**Figure collection entries:**
########################################

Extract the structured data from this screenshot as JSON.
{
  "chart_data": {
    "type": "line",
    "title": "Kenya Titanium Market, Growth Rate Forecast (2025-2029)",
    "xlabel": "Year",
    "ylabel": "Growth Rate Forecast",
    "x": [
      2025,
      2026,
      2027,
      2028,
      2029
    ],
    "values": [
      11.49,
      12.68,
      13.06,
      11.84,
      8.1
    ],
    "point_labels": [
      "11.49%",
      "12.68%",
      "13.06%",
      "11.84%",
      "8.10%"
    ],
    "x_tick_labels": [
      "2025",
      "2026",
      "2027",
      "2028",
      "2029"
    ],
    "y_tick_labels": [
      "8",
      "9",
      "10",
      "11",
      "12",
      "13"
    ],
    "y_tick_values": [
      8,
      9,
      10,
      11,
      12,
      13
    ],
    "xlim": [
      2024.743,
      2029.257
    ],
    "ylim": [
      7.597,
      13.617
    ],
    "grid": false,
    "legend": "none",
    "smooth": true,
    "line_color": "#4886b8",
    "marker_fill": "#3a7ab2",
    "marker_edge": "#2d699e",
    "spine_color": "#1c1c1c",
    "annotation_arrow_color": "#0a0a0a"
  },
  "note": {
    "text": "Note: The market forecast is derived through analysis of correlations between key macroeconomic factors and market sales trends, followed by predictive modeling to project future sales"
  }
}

########################################

**REQUEST:** Output all preceding records character for character.

**FINISHED EXERCISE:**
Extract the structured data from this screenshot as JSON.
{
  "chart_data": {
    "type": "line",
    "title": "Kenya Titanium Market, Growth Rate Forecast (2025-2029)",
    "xlabel": "Year",
    "ylabel": "Growth Rate Forecast",
    "x": [
      2025,
      2026,
      2027,
      2028,
      2029
    ],
    "values": [
      11.49,
      12.68,
      13.06,
      11.84,
      8.1
    ],
    "point_labels": [
      "11.49%",
      "12.68%",
      "13.06%",
      "11.84%",
      "8.10%"
    ],
    "x_tick_labels": [
      "2025",
      "2026",
      "2027",
      "2028",
      "2029"
    ],
    "y_tick_labels": [
      "8",
      "9",
      "10",
      "11",
      "12",
      "13"
    ],
    "y_tick_values": [
      8,
      9,
      10,
      11,
      12,
      13
    ],
    "xlim": [
      2024.743,
      2029.257
    ],
    "ylim": [
      7.597,
      13.617
    ],
    "grid": false,
    "legend": "none",
    "smooth": true,
    "line_color": "#4886b8",
    "marker_fill": "#3a7ab2",
    "marker_edge": "#2d699e",
    "spine_color": "#1c1c1c",
    "annotation_arrow_color": "#0a0a0a"
  },
  "note": {
    "text": "Note: The market forecast is derived through analysis of correlations between key macroeconomic factors and market sales trends, followed by predictive modeling to project future sales"
  }
}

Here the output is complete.